REQUIRED WORK |
Retype each line exactly. Skip images.

SUPPLIED DATA |
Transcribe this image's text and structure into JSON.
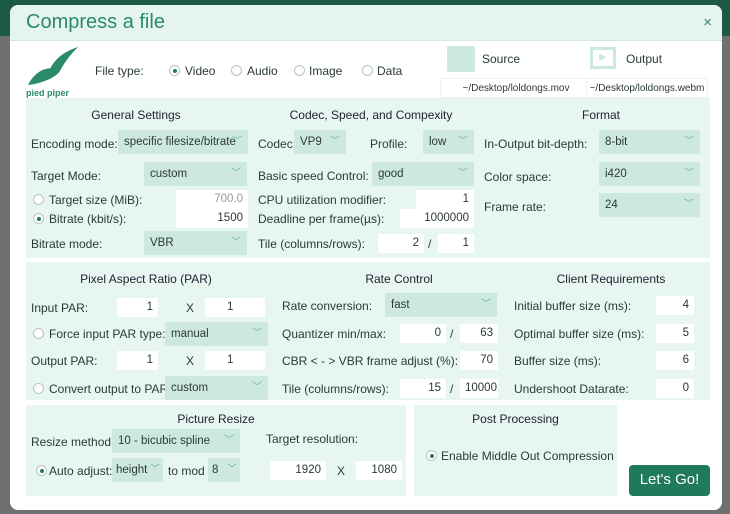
{
  "dialog": {
    "title": "Compress a file",
    "close": "×"
  },
  "logo": {
    "text": "pied piper"
  },
  "file_type": {
    "label": "File type:",
    "options": [
      "Video",
      "Audio",
      "Image",
      "Data"
    ],
    "selected": "Video"
  },
  "source": {
    "label": "Source",
    "path": "~/Desktop/loldongs.mov"
  },
  "output": {
    "label": "Output",
    "path": "~/Desktop/loldongs.webm"
  },
  "general": {
    "title": "General Settings",
    "encoding_label": "Encoding mode:",
    "encoding": "specific filesize/bitrate",
    "target_mode_label": "Target Mode:",
    "target_mode": "custom",
    "target_size_label": "Target size (MiB):",
    "target_size": "700.0",
    "bitrate_label": "Bitrate (kbit/s):",
    "bitrate": "1500",
    "bitrate_mode_label": "Bitrate mode:",
    "bitrate_mode": "VBR"
  },
  "codec": {
    "title": "Codec, Speed, and Compexity",
    "codec_label": "Codec:",
    "codec": "VP9",
    "profile_label": "Profile:",
    "profile": "low",
    "speed_label": "Basic speed Control:",
    "speed": "good",
    "cpu_label": "CPU utilization modifier:",
    "cpu": "1",
    "deadline_label": "Deadline per frame(µs):",
    "deadline": "1000000",
    "tile_label": "Tile (columns/rows):",
    "tile_cols": "2",
    "tile_rows": "1",
    "sep": "/"
  },
  "format": {
    "title": "Format",
    "bitdepth_label": "In-Output bit-depth:",
    "bitdepth": "8-bit",
    "colorspace_label": "Color space:",
    "colorspace": "i420",
    "framerate_label": "Frame rate:",
    "framerate": "24"
  },
  "par": {
    "title": "Pixel Aspect Ratio (PAR)",
    "input_label": "Input PAR:",
    "input_w": "1",
    "input_h": "1",
    "x": "X",
    "force_label": "Force input PAR type:",
    "force": "manual",
    "output_label": "Output PAR:",
    "output_w": "1",
    "output_h": "1",
    "convert_label": "Convert output to PAR:",
    "convert": "custom"
  },
  "rate": {
    "title": "Rate Control",
    "conversion_label": "Rate conversion:",
    "conversion": "fast",
    "quant_label": "Quantizer min/max:",
    "quant_min": "0",
    "quant_max": "63",
    "cbr_label": "CBR < - > VBR frame adjust (%):",
    "cbr": "70",
    "tile_label": "Tile (columns/rows):",
    "tile_cols": "15",
    "tile_rows": "10000",
    "sep": "/"
  },
  "client": {
    "title": "Client Requirements",
    "initial_label": "Initial buffer size (ms):",
    "initial": "4",
    "optimal_label": "Optimal buffer size (ms):",
    "optimal": "5",
    "buffer_label": "Buffer size (ms):",
    "buffer": "6",
    "undershoot_label": "Undershoot Datarate:",
    "undershoot": "0"
  },
  "resize": {
    "title": "Picture Resize",
    "method_label": "Resize method:",
    "method": "10 - bicubic spline",
    "target_label": "Target resolution:",
    "auto_label": "Auto adjust:",
    "auto": "height",
    "mod_label": "to mod",
    "mod": "8",
    "width": "1920",
    "height": "1080",
    "x": "X"
  },
  "post": {
    "title": "Post Processing",
    "middle_out": "Enable Middle Out Compression"
  },
  "go_button": "Let's Go!",
  "colors": {
    "accent": "#1f7a5a",
    "panel": "#e8f6f1",
    "select": "#cde9df"
  }
}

RIGHT ANSWER |
Transcribe this image's text and structure into JSON.
{
  "dialog": {
    "title": "Compress a file",
    "close": "×"
  },
  "logo": {
    "text": "pied piper"
  },
  "file_type": {
    "label": "File type:",
    "options": [
      "Video",
      "Audio",
      "Image",
      "Data"
    ],
    "selected": "Video"
  },
  "source": {
    "label": "Source",
    "path": "~/Desktop/loldongs.mov"
  },
  "output": {
    "label": "Output",
    "path": "~/Desktop/loldongs.webm"
  },
  "general": {
    "title": "General Settings",
    "encoding_label": "Encoding mode:",
    "encoding": "specific filesize/bitrate",
    "target_mode_label": "Target Mode:",
    "target_mode": "custom",
    "target_size_label": "Target size (MiB):",
    "target_size": "700.0",
    "bitrate_label": "Bitrate (kbit/s):",
    "bitrate": "1500",
    "bitrate_mode_label": "Bitrate mode:",
    "bitrate_mode": "VBR"
  },
  "codec": {
    "title": "Codec, Speed, and Compexity",
    "codec_label": "Codec:",
    "codec": "VP9",
    "profile_label": "Profile:",
    "profile": "low",
    "speed_label": "Basic speed Control:",
    "speed": "good",
    "cpu_label": "CPU utilization modifier:",
    "cpu": "1",
    "deadline_label": "Deadline per frame(µs):",
    "deadline": "1000000",
    "tile_label": "Tile (columns/rows):",
    "tile_cols": "2",
    "tile_rows": "1",
    "sep": "/"
  },
  "format": {
    "title": "Format",
    "bitdepth_label": "In-Output bit-depth:",
    "bitdepth": "8-bit",
    "colorspace_label": "Color space:",
    "colorspace": "i420",
    "framerate_label": "Frame rate:",
    "framerate": "24"
  },
  "par": {
    "title": "Pixel Aspect Ratio (PAR)",
    "input_label": "Input PAR:",
    "input_w": "1",
    "input_h": "1",
    "x": "X",
    "force_label": "Force input PAR type:",
    "force": "manual",
    "output_label": "Output PAR:",
    "output_w": "1",
    "output_h": "1",
    "convert_label": "Convert output to PAR:",
    "convert": "custom"
  },
  "rate": {
    "title": "Rate Control",
    "conversion_label": "Rate conversion:",
    "conversion": "fast",
    "quant_label": "Quantizer min/max:",
    "quant_min": "0",
    "quant_max": "63",
    "cbr_label": "CBR < - > VBR frame adjust (%):",
    "cbr": "70",
    "tile_label": "Tile (columns/rows):",
    "tile_cols": "15",
    "tile_rows": "10000",
    "sep": "/"
  },
  "client": {
    "title": "Client Requirements",
    "initial_label": "Initial buffer size (ms):",
    "initial": "4",
    "optimal_label": "Optimal buffer size (ms):",
    "optimal": "5",
    "buffer_label": "Buffer size (ms):",
    "buffer": "6",
    "undershoot_label": "Undershoot Datarate:",
    "undershoot": "0"
  },
  "resize": {
    "title": "Picture Resize",
    "method_label": "Resize method:",
    "method": "10 - bicubic spline",
    "target_label": "Target resolution:",
    "auto_label": "Auto adjust:",
    "auto": "height",
    "mod_label": "to mod",
    "mod": "8",
    "width": "1920",
    "height": "1080",
    "x": "X"
  },
  "post": {
    "title": "Post Processing",
    "middle_out": "Enable Middle Out Compression"
  },
  "go_button": "Let's Go!",
  "colors": {
    "accent": "#1f7a5a",
    "panel": "#e8f6f1",
    "select": "#cde9df"
  }
}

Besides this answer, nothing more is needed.